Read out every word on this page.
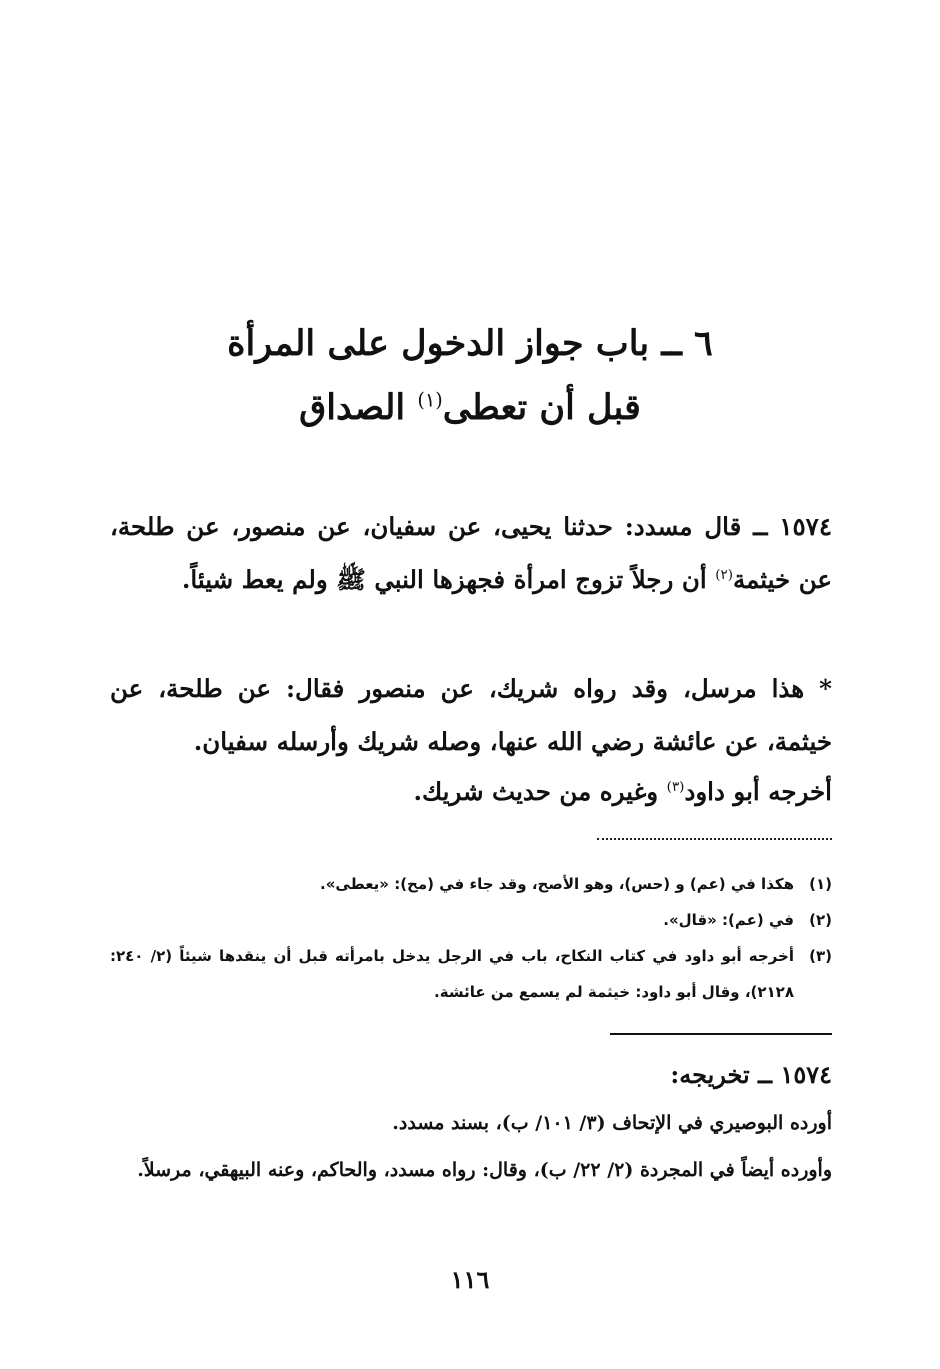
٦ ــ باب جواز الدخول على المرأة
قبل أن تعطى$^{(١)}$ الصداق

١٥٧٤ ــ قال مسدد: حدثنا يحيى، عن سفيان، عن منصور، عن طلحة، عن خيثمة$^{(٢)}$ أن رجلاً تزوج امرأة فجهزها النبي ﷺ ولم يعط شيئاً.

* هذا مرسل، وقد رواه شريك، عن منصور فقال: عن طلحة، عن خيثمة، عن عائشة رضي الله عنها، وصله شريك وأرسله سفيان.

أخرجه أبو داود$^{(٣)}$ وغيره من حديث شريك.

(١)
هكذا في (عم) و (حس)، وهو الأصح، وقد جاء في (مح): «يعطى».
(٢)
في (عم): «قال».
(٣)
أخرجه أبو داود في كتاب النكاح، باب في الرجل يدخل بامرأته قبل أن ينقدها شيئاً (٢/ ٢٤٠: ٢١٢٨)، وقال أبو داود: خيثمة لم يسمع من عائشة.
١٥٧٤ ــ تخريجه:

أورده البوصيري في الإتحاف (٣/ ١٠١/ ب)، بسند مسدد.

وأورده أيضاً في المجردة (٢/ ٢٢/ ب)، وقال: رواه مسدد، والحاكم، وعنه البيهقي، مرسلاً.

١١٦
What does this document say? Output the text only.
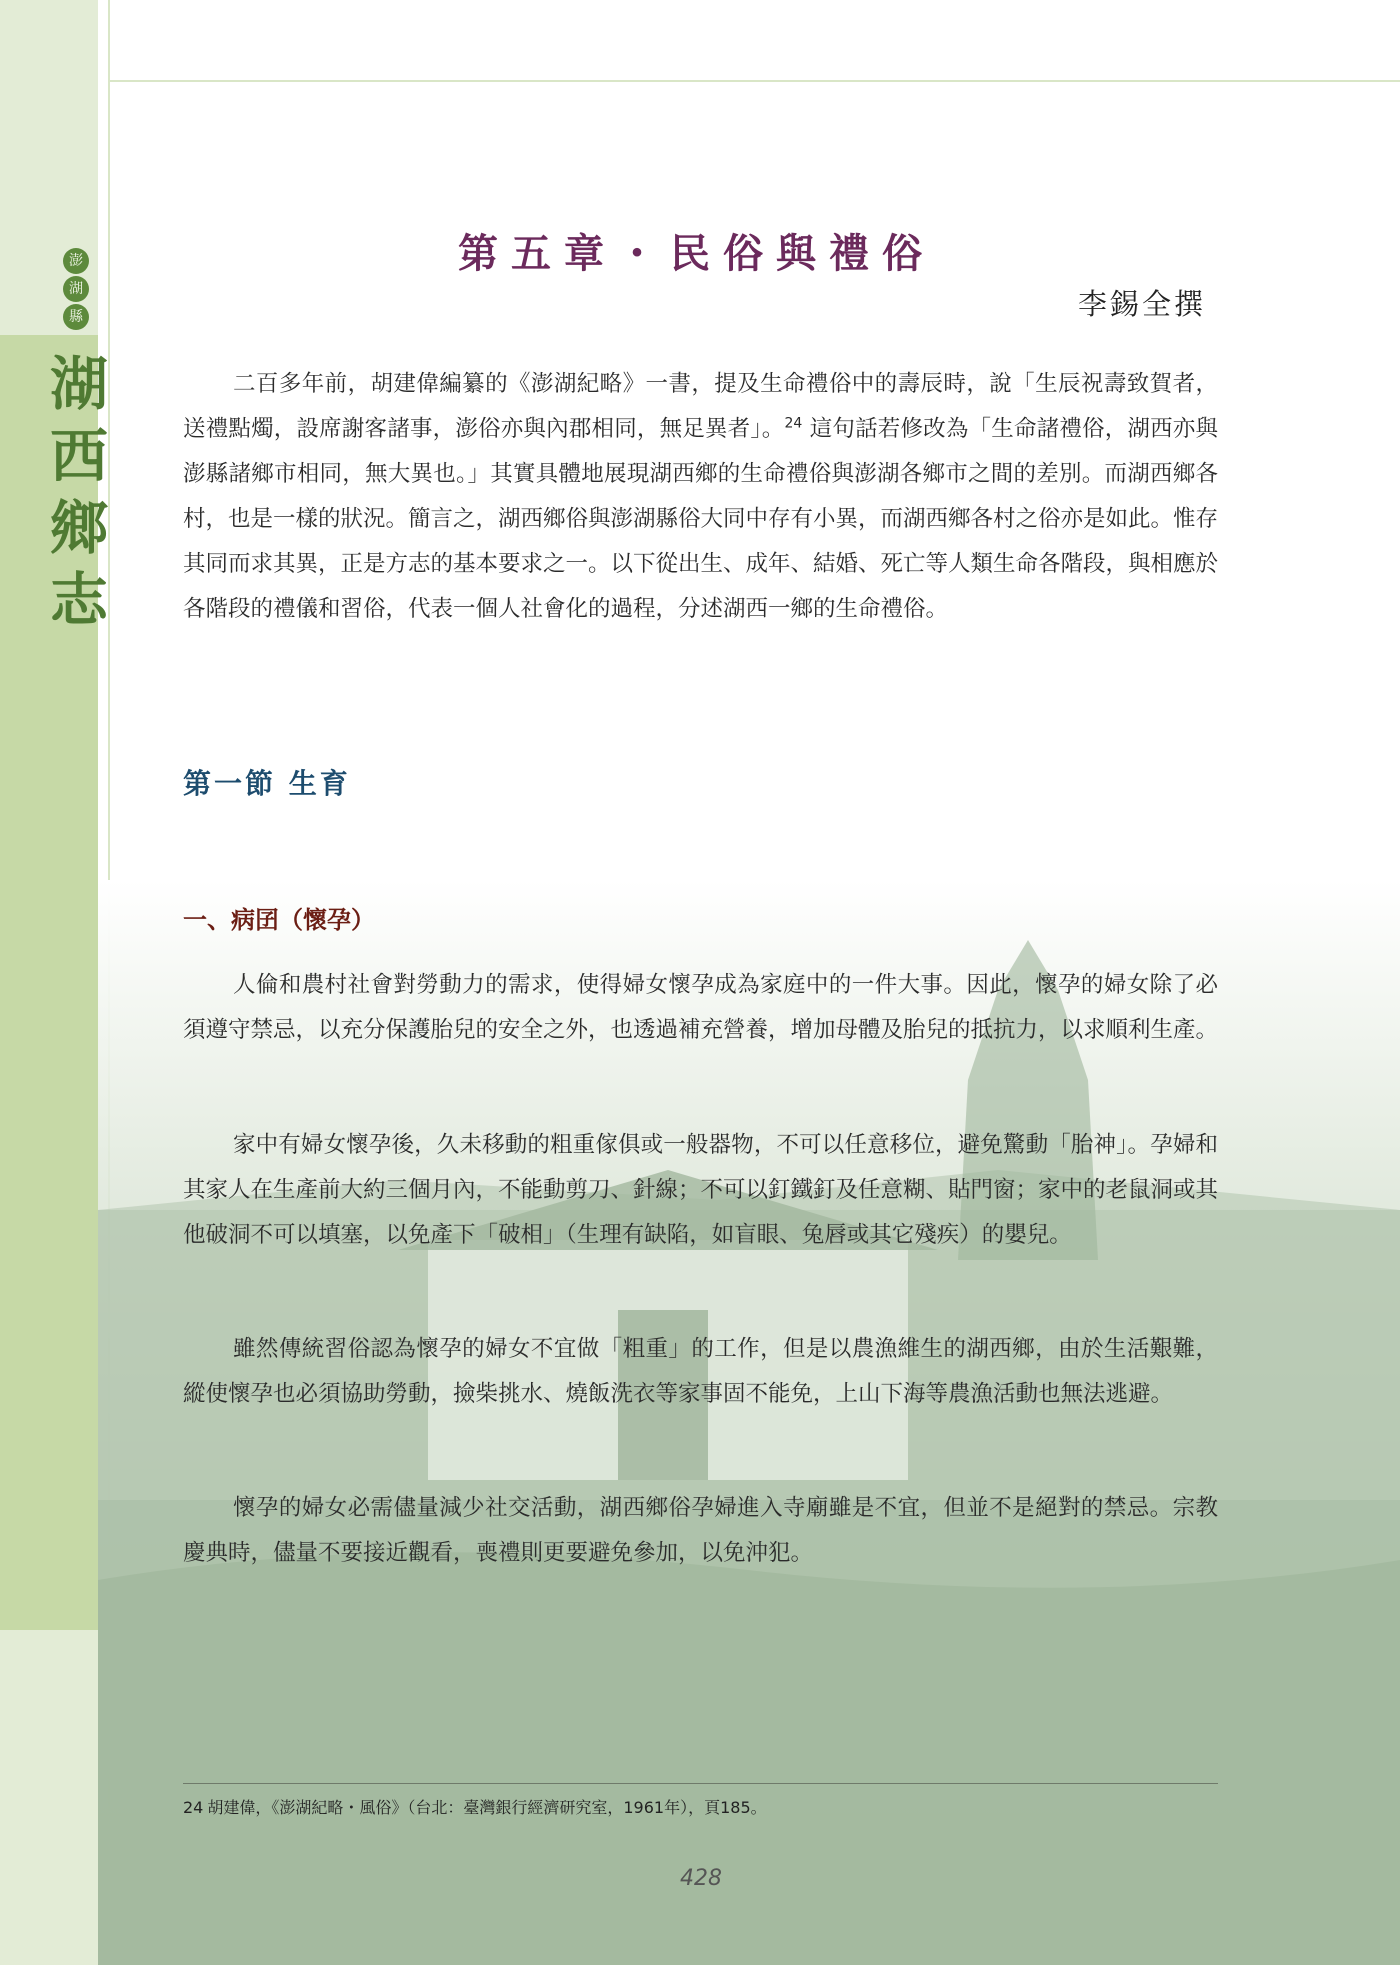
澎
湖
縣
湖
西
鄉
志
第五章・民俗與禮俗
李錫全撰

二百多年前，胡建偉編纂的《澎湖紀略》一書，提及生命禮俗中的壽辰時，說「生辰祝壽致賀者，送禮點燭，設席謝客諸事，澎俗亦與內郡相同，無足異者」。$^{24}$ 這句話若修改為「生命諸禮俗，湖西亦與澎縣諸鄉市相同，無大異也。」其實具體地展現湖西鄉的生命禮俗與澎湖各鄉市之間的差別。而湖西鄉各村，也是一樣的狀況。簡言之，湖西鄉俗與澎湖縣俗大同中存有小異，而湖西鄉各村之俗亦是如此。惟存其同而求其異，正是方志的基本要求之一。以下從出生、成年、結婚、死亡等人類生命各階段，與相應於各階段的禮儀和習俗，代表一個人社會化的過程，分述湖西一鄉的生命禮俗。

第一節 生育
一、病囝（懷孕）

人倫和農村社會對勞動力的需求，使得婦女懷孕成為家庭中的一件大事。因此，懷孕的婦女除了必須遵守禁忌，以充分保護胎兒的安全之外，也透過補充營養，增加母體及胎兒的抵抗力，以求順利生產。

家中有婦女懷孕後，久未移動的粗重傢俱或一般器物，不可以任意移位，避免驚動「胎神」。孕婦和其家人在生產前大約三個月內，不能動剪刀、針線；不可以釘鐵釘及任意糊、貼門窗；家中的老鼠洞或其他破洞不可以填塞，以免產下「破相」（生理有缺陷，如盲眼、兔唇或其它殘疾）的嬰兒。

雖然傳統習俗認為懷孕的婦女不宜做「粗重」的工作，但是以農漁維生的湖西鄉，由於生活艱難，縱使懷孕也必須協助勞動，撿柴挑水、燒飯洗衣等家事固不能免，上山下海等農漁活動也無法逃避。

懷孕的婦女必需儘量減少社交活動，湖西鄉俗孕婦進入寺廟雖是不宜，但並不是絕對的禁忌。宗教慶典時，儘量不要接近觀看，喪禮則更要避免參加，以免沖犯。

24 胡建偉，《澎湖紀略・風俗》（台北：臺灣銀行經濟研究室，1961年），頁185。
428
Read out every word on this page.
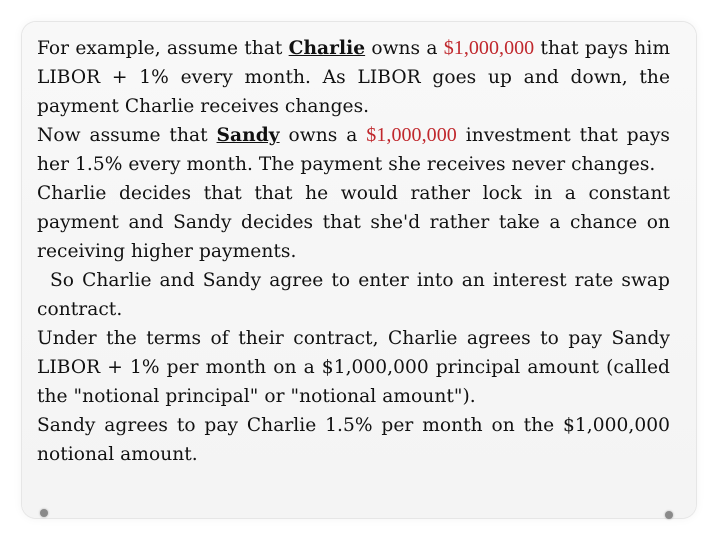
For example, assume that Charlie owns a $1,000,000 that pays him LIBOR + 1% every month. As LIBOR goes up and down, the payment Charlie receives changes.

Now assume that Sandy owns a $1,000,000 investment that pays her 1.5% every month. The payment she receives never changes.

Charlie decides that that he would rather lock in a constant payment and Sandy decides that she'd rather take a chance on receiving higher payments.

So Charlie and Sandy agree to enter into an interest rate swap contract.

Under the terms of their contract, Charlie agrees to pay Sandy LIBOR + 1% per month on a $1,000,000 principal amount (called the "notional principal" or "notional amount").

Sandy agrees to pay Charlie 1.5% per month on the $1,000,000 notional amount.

● ● ● ●

EXERCISE DIRECTIONS: Copy out every line that includes the word "داود".

OUTPUT FOR THIS EXERCISE:
أخرجه أبو داود$^{(٣)}$ وغيره من حديث شريك.
أخرجه أبو داود في كتاب النكاح، باب في الرجل يدخل بامرأته قبل أن ينقدها شيئاً (٢/ ٢٤٠: ٢١٢٨)، وقال أبو داود: خيثمة لم يسمع من عائشة.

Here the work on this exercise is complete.